| Challenge |
Reproduce all entries precisely, down to the last character.
┌─ Information supplied
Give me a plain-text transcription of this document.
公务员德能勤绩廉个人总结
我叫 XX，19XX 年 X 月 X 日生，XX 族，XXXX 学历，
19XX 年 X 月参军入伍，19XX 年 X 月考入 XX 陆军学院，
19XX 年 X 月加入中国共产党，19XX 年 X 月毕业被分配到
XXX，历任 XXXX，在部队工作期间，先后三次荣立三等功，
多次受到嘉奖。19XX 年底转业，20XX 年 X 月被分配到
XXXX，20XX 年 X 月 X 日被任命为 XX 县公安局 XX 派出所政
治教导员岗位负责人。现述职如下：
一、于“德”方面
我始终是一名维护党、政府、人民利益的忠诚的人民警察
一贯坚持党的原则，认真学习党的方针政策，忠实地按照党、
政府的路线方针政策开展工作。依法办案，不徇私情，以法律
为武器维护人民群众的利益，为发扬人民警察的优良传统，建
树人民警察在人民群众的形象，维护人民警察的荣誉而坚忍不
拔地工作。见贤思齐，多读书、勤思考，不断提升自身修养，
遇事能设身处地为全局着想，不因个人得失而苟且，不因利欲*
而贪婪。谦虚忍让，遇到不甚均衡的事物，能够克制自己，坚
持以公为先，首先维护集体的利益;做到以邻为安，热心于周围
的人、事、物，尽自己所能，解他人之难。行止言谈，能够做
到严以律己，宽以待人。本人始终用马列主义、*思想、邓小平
└─
| Result below |
Give me a plain-text transcription of this document.
公务员德能勤绩廉个人总结
我叫 XX，19XX 年 X 月 X 日生，XX 族，XXXX 学历，
19XX 年 X 月参军入伍，19XX 年 X 月考入 XX 陆军学院，
19XX 年 X 月加入中国共产党，19XX 年 X 月毕业被分配到
XXX，历任 XXXX，在部队工作期间，先后三次荣立三等功，
多次受到嘉奖。19XX 年底转业，20XX 年 X 月被分配到
XXXX，20XX 年 X 月 X 日被任命为 XX 县公安局 XX 派出所政
治教导员岗位负责人。现述职如下：
一、于“德”方面
我始终是一名维护党、政府、人民利益的忠诚的人民警察
一贯坚持党的原则，认真学习党的方针政策，忠实地按照党、
政府的路线方针政策开展工作。依法办案，不徇私情，以法律
为武器维护人民群众的利益，为发扬人民警察的优良传统，建
树人民警察在人民群众的形象，维护人民警察的荣誉而坚忍不
拔地工作。见贤思齐，多读书、勤思考，不断提升自身修养，
遇事能设身处地为全局着想，不因个人得失而苟且，不因利欲*
而贪婪。谦虚忍让，遇到不甚均衡的事物，能够克制自己，坚
持以公为先，首先维护集体的利益;做到以邻为安，热心于周围
的人、事、物，尽自己所能，解他人之难。行止言谈，能够做
到严以律己，宽以待人。本人始终用马列主义、*思想、邓小平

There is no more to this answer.